■ PROBLEM
Switch "location" to "position" in the lines from the one containing "I need the location" up to and including the one containing "Y-axis label: Ratio". Reproduce only those lines, with everything else left unchanged.

■ PROVIDED INFORMATION
- - - - -
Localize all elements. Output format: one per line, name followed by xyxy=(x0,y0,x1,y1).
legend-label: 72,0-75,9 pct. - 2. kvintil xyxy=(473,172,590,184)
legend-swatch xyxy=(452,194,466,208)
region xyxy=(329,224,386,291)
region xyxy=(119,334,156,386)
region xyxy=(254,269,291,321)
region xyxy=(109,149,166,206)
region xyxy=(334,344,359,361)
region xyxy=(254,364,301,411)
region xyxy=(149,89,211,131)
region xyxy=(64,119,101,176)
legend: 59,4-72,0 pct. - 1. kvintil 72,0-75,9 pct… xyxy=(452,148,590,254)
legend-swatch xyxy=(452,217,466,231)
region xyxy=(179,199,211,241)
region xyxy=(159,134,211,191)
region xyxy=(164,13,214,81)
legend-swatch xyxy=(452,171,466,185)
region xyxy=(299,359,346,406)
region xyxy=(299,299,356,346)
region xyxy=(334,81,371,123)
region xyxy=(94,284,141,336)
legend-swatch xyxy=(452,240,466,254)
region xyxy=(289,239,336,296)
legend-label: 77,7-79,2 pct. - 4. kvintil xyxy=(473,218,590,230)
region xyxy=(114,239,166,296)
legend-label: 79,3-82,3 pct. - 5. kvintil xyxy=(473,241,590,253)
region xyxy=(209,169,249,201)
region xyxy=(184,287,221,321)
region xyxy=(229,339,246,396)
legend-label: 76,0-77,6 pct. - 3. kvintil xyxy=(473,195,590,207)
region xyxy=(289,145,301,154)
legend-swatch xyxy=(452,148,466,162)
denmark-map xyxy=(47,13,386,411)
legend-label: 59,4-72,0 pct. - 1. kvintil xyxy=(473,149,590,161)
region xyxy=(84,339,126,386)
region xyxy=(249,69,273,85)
- - - - -
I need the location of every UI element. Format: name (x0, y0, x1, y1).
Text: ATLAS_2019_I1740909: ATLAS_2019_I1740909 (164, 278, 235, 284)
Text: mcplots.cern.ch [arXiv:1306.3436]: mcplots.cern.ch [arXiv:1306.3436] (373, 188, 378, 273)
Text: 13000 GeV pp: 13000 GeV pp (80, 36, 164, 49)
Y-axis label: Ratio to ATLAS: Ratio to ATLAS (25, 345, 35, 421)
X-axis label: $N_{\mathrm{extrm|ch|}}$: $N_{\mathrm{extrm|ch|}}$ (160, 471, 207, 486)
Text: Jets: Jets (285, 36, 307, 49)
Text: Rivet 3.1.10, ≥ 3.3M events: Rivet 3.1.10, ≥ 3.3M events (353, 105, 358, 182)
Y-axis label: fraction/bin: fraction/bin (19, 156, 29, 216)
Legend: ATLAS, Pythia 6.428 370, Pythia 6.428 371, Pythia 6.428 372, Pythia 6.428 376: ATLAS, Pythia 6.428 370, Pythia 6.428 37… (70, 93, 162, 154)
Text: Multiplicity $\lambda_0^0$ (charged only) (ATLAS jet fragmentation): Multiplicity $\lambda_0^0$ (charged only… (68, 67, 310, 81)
- - - - -
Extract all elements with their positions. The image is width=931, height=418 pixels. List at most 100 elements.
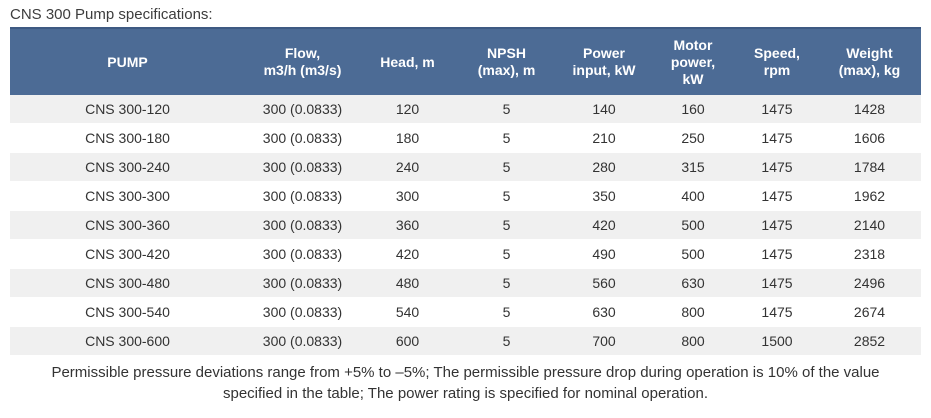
- - - - -
■ EXPECTED ANSWER
I need the position of every UI element. Format: name (x0, y0, x1, y1).
Text: ATLAS_2019_I1740909: ATLAS_2019_I1740909 (164, 278, 235, 284)
Text: mcplots.cern.ch [arXiv:1306.3436]: mcplots.cern.ch [arXiv:1306.3436] (373, 188, 378, 273)
Text: 13000 GeV pp: 13000 GeV pp (80, 36, 164, 49)
Y-axis label: Ratio to ATLAS: Ratio to ATLAS (25, 345, 35, 421)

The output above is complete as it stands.